SHORT TASK
Read the lines that follow and pick out every one containing the word "this".

(Data records)
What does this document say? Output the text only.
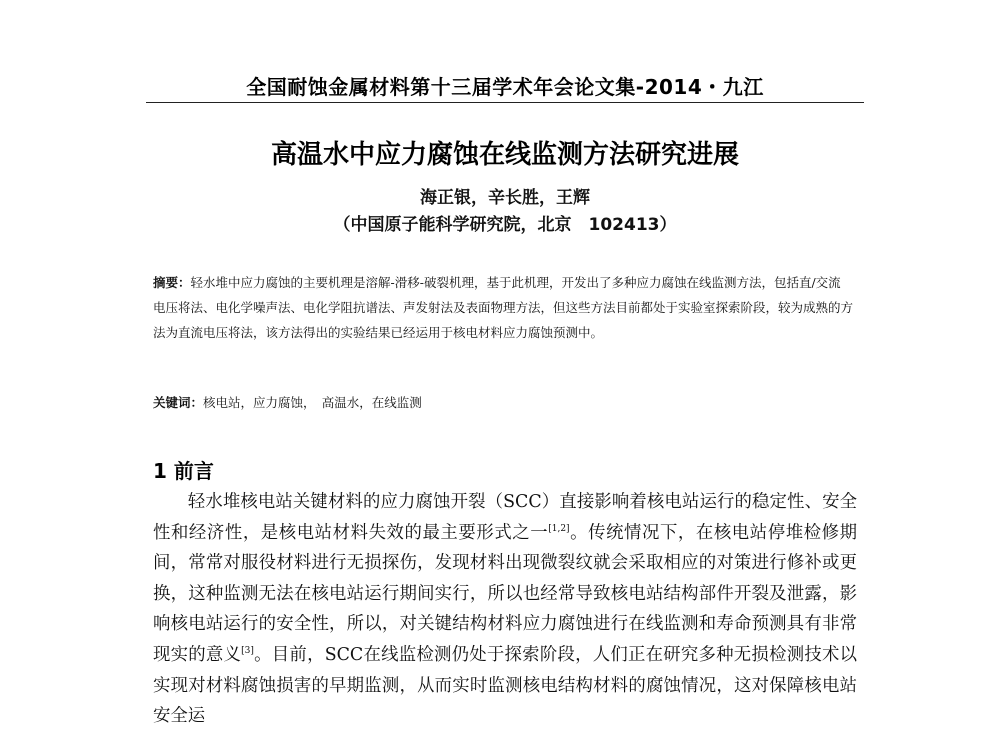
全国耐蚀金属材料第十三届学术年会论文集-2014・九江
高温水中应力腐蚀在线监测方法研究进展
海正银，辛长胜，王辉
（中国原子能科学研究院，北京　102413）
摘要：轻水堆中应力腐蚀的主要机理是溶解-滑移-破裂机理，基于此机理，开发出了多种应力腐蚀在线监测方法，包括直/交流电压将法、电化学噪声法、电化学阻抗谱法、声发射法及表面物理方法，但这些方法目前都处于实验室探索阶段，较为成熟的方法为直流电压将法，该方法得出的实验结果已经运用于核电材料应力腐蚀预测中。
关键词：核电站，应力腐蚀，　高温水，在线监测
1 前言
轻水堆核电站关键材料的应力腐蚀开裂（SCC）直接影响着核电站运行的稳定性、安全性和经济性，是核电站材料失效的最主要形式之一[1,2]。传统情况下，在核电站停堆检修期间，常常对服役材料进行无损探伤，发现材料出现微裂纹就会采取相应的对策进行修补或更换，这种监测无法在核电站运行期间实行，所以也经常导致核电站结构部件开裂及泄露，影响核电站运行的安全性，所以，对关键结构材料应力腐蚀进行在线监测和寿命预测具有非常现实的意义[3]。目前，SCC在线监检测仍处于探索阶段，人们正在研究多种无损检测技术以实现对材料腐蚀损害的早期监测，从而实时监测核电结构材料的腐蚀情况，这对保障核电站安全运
---
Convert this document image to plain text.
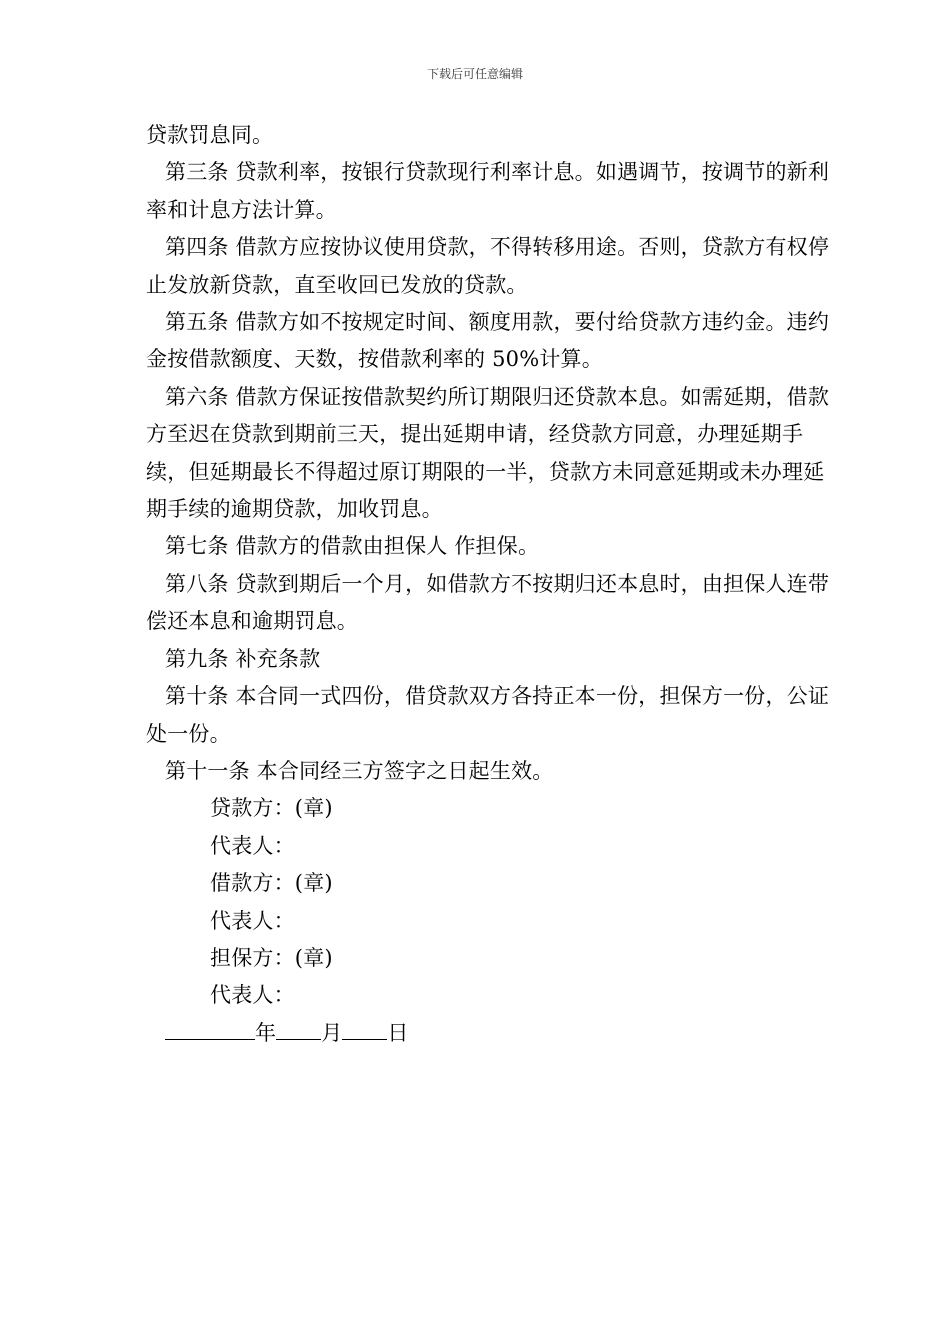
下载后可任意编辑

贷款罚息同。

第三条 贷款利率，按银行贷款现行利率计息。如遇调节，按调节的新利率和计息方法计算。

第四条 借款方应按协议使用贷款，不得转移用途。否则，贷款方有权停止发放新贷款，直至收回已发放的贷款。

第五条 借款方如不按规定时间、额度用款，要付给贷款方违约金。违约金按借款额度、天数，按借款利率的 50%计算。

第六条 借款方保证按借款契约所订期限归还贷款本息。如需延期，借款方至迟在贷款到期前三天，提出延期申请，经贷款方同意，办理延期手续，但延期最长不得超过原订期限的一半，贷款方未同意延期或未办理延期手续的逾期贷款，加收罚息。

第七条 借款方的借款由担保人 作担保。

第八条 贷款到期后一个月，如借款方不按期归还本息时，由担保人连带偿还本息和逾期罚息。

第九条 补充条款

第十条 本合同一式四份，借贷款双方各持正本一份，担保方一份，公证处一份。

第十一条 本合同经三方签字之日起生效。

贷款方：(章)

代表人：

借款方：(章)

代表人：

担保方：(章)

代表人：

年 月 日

THE RESPONSE
What does this document say? Output the text only.
Convert this document image to plain text.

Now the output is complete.